* Brief
Return the lines where the word "this" occurs.

* Entries
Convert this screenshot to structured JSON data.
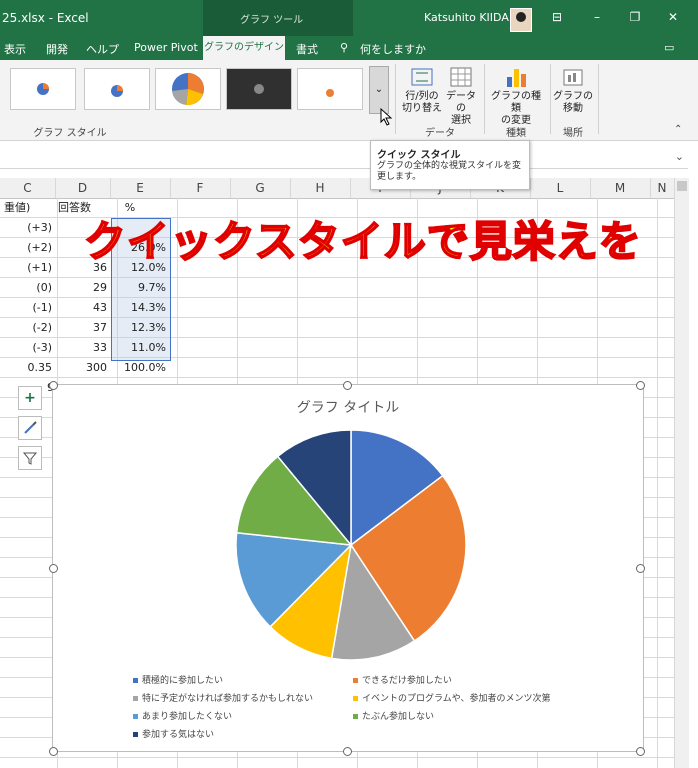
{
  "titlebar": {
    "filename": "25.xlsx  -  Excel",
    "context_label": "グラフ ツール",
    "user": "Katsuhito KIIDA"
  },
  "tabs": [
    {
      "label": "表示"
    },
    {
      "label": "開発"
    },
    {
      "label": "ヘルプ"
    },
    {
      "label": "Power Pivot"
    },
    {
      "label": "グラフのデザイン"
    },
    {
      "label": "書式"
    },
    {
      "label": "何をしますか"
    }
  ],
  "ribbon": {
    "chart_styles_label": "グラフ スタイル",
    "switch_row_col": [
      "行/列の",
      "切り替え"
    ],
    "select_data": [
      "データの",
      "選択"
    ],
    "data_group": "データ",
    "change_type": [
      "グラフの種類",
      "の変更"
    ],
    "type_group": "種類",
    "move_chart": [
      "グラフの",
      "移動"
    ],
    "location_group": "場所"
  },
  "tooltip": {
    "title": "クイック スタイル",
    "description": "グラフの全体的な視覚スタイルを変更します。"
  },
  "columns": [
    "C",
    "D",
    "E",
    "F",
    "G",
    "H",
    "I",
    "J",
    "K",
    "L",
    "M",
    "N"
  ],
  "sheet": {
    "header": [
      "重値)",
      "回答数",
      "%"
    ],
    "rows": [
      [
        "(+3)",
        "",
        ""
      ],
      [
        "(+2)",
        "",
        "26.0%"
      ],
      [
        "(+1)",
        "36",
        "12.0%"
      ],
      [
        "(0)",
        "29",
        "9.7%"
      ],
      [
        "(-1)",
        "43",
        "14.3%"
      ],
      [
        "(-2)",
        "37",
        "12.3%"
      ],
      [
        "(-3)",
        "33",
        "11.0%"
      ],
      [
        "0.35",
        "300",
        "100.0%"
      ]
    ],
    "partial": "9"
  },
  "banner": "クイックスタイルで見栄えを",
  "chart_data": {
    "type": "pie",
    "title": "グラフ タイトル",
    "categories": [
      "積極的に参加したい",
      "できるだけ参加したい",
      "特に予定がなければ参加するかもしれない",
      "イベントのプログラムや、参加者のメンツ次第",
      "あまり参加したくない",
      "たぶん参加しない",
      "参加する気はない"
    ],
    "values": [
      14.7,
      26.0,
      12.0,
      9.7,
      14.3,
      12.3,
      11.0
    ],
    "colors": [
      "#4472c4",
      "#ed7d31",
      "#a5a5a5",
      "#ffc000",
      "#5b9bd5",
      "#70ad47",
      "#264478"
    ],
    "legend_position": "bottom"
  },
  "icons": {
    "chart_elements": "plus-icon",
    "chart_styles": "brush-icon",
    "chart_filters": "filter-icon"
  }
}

* * *

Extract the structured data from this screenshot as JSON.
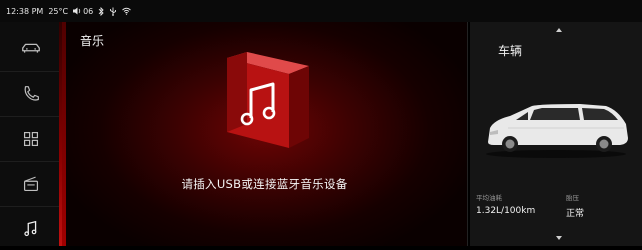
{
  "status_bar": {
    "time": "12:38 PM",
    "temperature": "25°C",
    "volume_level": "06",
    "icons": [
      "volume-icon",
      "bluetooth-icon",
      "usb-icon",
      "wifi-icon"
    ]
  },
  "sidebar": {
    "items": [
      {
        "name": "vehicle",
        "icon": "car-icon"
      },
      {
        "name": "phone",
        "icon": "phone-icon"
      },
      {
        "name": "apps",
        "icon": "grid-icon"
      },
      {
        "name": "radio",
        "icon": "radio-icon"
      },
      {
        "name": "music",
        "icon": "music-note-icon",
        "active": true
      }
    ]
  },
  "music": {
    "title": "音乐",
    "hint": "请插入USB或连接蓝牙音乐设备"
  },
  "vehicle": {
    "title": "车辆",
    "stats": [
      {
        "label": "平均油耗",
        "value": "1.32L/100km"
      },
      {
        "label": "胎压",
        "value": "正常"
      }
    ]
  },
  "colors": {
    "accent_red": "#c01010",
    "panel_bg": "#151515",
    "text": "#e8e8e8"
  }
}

* Exercise solution
Convert this screenshot to structured JSON data.
Extract the structured data from this screenshot as JSON.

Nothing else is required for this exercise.